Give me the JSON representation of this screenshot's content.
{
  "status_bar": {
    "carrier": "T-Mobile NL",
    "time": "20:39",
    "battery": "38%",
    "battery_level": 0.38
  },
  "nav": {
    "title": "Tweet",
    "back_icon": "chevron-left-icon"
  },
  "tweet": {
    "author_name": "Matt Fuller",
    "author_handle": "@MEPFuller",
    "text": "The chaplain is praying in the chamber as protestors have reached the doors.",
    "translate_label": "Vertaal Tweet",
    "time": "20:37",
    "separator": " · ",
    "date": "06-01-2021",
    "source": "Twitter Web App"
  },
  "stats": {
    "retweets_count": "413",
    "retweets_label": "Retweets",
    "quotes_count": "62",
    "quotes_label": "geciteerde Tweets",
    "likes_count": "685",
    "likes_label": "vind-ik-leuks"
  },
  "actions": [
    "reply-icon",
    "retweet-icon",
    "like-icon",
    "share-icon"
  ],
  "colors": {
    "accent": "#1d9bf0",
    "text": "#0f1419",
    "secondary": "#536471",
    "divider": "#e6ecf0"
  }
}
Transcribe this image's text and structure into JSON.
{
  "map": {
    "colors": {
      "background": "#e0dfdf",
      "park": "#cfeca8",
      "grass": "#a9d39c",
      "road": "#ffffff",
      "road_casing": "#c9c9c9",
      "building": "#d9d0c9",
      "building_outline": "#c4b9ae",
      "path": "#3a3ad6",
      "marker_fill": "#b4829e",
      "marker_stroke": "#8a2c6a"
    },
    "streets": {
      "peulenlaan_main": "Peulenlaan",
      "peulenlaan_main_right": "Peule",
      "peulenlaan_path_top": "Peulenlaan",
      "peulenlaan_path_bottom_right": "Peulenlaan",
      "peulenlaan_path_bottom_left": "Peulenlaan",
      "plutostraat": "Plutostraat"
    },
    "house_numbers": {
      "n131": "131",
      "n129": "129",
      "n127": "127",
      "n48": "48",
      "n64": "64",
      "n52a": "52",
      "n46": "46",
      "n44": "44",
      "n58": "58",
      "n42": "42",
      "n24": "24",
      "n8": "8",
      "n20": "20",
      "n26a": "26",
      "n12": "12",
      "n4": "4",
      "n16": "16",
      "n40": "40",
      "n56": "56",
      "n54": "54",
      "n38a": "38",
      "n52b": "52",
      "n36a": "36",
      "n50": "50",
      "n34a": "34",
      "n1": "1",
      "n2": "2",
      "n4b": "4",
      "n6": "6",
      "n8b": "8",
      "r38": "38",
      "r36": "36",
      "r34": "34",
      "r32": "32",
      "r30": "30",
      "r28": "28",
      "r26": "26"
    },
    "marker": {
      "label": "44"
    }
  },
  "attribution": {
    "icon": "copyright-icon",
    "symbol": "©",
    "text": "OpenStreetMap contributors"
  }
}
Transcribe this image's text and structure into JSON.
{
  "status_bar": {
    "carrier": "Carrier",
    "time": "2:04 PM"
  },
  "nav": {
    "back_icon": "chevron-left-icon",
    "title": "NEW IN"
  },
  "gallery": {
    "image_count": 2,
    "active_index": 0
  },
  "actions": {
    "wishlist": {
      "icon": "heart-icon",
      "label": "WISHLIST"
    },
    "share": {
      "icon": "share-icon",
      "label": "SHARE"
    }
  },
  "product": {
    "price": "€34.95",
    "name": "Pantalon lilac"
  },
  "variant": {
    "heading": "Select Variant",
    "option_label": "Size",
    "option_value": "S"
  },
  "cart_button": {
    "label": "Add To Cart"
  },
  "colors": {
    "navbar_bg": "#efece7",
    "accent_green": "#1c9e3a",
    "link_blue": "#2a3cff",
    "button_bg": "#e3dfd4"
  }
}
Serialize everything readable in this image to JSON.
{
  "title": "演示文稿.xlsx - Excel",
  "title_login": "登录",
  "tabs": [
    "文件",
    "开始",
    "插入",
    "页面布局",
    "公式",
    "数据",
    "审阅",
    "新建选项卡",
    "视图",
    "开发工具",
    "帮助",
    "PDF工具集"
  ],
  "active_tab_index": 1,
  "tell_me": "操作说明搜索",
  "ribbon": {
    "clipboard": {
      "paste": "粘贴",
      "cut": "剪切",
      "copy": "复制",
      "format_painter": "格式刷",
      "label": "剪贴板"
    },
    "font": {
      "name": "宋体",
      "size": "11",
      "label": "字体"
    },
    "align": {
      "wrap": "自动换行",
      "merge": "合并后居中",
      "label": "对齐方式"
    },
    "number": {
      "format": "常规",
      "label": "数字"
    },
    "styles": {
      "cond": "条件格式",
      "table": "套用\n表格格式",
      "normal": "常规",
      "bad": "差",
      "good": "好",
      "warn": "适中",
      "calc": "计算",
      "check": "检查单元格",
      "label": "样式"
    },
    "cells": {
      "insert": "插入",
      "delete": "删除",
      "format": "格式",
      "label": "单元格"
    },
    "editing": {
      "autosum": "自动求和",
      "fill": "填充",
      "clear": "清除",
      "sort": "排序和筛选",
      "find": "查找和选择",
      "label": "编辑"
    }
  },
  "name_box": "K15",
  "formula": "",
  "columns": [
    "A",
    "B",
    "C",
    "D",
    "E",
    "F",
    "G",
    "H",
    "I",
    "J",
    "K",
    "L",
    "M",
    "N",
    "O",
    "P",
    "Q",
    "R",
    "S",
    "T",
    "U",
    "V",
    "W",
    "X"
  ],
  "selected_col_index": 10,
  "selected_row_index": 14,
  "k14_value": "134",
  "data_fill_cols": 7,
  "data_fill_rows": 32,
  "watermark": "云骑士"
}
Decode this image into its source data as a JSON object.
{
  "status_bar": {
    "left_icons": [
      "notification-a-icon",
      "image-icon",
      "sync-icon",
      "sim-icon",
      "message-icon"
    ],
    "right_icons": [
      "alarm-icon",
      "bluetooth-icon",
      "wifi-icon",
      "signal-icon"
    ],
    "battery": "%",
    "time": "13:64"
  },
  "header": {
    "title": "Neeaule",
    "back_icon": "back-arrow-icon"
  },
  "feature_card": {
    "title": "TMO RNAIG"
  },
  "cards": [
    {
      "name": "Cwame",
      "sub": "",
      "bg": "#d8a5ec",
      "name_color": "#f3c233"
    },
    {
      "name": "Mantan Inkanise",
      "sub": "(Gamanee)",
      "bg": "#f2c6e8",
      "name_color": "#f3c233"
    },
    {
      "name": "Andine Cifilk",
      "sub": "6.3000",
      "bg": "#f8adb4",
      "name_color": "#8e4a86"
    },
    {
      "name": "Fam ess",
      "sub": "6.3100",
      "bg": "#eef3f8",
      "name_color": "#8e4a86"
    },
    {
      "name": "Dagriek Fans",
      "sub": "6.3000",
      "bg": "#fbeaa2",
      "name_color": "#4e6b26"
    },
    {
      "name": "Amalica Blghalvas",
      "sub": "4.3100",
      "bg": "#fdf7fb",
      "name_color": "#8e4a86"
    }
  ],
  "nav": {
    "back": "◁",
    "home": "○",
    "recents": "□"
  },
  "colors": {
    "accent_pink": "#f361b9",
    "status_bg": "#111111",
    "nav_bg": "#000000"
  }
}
★ ★ ★
▶ [Goal]: Only the lines from the one that contains "Decode this image" to the end of the entries above should be given again, exactly and in full.

▶ [Reply to the exercise]:
Decode this image into its source data as a JSON object.
{
  "status_bar": {
    "left_icons": [
      "notification-a-icon",
      "image-icon",
      "sync-icon",
      "sim-icon",
      "message-icon"
    ],
    "right_icons": [
      "alarm-icon",
      "bluetooth-icon",
      "wifi-icon",
      "signal-icon"
    ],
    "battery": "%",
    "time": "13:64"
  },
  "header": {
    "title": "Neeaule",
    "back_icon": "back-arrow-icon"
  },
  "feature_card": {
    "title": "TMO RNAIG"
  },
  "cards": [
    {
      "name": "Cwame",
      "sub": "",
      "bg": "#d8a5ec",
      "name_color": "#f3c233"
    },
    {
      "name": "Mantan Inkanise",
      "sub": "(Gamanee)",
      "bg": "#f2c6e8",
      "name_color": "#f3c233"
    },
    {
      "name": "Andine Cifilk",
      "sub": "6.3000",
      "bg": "#f8adb4",
      "name_color": "#8e4a86"
    },
    {
      "name": "Fam ess",
      "sub": "6.3100",
      "bg": "#eef3f8",
      "name_color": "#8e4a86"
    },
    {
      "name": "Dagriek Fans",
      "sub": "6.3000",
      "bg": "#fbeaa2",
      "name_color": "#4e6b26"
    },
    {
      "name": "Amalica Blghalvas",
      "sub": "4.3100",
      "bg": "#fdf7fb",
      "name_color": "#8e4a86"
    }
  ],
  "nav": {
    "back": "◁",
    "home": "○",
    "recents": "□"
  },
  "colors": {
    "accent_pink": "#f361b9",
    "status_bg": "#111111",
    "nav_bg": "#000000"
  }
}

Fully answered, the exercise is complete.